(Excerpt from a dataset)
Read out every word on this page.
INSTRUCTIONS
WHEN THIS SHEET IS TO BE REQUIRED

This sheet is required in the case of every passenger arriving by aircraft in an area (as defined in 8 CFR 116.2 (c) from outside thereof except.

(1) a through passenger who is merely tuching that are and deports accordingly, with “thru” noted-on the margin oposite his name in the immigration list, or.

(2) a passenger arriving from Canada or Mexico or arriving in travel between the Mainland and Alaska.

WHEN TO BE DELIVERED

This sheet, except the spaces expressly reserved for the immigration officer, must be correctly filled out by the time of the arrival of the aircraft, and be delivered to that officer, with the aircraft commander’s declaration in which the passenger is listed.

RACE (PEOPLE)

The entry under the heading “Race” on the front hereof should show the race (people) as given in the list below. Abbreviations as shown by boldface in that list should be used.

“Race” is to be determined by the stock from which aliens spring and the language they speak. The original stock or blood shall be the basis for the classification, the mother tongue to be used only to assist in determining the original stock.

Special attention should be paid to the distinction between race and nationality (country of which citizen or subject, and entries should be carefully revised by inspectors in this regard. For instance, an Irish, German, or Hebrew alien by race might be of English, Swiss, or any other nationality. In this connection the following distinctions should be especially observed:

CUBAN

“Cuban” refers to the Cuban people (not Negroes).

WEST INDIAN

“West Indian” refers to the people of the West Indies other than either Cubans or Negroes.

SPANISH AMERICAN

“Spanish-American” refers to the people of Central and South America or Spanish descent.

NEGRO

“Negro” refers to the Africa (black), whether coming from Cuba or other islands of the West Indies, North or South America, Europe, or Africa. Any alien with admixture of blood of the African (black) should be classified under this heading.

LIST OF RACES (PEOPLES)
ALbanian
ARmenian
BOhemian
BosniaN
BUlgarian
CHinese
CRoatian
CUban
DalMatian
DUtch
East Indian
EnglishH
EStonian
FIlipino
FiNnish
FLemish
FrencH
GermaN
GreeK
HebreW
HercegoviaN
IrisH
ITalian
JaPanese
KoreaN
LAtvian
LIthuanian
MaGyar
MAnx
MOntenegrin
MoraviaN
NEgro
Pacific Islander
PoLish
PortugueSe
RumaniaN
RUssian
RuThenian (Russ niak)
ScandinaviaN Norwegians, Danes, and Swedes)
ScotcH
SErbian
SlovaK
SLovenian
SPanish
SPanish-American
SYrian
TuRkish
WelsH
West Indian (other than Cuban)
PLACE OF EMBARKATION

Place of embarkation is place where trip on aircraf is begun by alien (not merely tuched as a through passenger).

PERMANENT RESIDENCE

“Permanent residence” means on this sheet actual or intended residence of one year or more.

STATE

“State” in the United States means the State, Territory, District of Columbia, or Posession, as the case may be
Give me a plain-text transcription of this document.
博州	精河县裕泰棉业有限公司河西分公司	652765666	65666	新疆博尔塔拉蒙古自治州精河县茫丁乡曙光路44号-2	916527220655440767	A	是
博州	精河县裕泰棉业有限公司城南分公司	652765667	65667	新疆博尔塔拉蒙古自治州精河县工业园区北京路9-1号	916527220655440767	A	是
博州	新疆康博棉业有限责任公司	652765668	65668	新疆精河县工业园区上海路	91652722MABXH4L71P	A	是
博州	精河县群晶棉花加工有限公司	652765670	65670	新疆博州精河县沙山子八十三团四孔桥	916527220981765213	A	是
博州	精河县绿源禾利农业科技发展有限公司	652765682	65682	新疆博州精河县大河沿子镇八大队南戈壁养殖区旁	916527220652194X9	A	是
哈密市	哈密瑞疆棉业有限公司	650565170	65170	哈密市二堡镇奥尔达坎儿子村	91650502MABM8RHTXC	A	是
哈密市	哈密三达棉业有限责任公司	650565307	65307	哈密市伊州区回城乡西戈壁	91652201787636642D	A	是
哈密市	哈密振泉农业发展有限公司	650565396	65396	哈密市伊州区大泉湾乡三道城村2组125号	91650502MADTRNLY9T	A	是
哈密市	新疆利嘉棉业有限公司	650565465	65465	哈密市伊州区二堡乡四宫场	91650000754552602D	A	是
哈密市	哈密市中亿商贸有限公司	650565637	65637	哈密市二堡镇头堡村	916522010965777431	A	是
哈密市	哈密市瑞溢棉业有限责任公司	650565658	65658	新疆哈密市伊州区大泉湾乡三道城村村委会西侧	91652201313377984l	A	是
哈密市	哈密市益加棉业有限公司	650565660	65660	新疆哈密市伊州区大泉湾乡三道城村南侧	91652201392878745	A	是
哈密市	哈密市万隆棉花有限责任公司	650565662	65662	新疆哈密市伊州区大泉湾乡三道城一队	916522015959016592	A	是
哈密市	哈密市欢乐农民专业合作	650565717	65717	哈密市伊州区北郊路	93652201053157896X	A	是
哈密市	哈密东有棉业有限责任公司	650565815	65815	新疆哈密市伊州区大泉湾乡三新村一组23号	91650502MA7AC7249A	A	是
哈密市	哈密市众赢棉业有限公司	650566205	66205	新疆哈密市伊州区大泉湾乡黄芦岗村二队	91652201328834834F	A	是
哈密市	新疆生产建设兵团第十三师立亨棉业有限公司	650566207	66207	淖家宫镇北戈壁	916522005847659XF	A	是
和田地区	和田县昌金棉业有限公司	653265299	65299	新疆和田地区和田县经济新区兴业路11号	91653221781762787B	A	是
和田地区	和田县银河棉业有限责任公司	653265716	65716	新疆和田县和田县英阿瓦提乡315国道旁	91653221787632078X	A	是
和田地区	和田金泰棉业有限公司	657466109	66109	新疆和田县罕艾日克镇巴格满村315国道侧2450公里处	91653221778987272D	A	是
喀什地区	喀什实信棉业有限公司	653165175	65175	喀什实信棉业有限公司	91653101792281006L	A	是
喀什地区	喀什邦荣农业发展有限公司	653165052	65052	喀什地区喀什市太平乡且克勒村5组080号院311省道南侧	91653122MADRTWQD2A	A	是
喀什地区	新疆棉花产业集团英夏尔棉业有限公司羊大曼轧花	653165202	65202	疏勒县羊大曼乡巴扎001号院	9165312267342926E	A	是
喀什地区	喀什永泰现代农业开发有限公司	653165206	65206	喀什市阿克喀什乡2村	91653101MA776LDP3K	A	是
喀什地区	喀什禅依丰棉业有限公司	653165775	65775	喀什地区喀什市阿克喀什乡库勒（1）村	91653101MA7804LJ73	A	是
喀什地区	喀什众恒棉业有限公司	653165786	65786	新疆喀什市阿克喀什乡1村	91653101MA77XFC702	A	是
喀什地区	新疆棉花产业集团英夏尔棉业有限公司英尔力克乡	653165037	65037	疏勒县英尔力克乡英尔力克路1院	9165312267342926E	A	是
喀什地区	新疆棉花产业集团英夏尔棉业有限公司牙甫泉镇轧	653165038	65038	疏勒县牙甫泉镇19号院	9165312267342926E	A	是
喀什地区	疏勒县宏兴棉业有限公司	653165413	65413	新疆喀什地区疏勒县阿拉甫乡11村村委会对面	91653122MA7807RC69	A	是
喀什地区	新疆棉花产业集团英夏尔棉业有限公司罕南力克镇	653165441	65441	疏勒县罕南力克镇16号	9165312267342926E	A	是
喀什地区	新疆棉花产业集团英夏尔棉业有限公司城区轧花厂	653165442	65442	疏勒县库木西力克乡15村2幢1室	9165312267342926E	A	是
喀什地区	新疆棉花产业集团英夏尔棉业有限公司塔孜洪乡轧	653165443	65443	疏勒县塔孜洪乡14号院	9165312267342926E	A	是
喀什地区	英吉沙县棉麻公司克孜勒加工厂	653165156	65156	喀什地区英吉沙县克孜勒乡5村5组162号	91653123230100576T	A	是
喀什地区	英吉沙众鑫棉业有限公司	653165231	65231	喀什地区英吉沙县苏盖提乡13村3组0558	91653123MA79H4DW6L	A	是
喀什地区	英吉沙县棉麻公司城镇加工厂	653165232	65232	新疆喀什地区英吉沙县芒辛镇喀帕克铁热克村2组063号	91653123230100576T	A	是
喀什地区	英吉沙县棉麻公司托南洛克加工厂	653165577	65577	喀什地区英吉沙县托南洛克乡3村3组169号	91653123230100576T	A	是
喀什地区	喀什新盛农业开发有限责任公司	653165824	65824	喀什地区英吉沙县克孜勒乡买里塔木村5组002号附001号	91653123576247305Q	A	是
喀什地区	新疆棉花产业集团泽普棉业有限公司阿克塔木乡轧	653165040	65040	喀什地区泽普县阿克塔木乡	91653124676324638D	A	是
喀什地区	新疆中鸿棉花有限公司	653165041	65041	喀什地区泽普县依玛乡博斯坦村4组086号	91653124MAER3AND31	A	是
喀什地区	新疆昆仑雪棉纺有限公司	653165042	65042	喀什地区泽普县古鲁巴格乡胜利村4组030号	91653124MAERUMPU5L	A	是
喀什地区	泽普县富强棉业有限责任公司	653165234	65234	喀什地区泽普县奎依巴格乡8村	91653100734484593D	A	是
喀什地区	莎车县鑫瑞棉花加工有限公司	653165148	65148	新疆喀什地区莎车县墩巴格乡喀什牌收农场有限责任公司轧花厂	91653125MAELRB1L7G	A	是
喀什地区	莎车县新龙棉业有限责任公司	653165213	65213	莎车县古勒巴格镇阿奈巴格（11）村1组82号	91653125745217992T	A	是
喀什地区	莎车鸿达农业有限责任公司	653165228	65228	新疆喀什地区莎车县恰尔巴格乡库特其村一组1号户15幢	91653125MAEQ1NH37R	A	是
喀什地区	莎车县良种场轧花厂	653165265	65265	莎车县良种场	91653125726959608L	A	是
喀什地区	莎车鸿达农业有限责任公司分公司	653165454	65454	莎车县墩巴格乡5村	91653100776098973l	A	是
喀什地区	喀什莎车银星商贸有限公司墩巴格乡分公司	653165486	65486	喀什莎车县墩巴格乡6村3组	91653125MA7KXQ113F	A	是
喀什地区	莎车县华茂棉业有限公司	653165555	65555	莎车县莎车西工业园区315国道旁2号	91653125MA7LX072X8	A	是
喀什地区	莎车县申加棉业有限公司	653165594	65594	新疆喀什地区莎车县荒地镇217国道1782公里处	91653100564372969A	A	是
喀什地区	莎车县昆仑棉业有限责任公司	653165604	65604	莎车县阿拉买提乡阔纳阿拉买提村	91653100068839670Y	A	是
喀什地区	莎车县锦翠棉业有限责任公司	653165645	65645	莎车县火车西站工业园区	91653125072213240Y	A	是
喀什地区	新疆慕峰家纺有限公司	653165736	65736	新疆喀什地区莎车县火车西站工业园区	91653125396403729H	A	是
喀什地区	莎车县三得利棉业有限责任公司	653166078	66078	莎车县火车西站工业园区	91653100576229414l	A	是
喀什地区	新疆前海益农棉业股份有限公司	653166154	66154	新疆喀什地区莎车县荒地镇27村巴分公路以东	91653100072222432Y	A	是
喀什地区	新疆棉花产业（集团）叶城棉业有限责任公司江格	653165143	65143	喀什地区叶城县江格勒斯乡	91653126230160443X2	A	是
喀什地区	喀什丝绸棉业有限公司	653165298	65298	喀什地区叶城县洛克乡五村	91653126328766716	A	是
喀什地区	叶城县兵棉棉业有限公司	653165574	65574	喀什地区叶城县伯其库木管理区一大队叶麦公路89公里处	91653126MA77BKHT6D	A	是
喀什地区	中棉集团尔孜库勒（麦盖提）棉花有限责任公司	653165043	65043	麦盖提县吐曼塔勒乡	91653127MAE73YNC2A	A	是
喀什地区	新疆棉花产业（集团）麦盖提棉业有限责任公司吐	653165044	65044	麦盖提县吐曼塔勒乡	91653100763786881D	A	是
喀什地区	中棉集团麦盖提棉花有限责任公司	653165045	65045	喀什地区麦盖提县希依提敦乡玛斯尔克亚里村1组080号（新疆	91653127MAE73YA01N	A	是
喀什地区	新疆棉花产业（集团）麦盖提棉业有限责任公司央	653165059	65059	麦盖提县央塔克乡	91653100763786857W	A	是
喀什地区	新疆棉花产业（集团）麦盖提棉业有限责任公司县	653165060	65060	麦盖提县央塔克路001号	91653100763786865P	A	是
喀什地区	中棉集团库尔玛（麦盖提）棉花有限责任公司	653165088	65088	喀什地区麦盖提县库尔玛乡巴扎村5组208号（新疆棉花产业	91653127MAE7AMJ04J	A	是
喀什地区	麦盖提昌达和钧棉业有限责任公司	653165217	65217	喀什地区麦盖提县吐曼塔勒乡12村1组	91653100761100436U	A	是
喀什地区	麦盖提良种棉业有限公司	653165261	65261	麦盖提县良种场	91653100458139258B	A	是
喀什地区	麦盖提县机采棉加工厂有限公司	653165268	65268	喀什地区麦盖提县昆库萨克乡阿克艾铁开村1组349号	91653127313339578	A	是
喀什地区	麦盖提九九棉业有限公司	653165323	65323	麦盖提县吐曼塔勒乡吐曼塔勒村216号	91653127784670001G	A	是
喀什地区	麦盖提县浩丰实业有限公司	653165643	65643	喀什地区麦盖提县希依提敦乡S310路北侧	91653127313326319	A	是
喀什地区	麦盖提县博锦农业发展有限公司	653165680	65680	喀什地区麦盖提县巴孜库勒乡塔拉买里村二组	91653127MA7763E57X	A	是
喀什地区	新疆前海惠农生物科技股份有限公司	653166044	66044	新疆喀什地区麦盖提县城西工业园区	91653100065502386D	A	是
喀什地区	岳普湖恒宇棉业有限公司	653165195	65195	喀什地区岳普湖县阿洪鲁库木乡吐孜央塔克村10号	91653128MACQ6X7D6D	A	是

Aim of the task: Copy every line of the entries above in which "except" occurs.

Output for this exercise:
This sheet is required in the case of every passenger arriving by aircraft in an area (as defined in 8 CFR 116.2 (c) from outside thereof except.
This sheet, except the spaces expressly reserved for the immigration officer, must be correctly filled out by the time of the arrival of the aircraft, and be delivered to that officer, with the aircraft commander’s declaration in which the passenger is listed.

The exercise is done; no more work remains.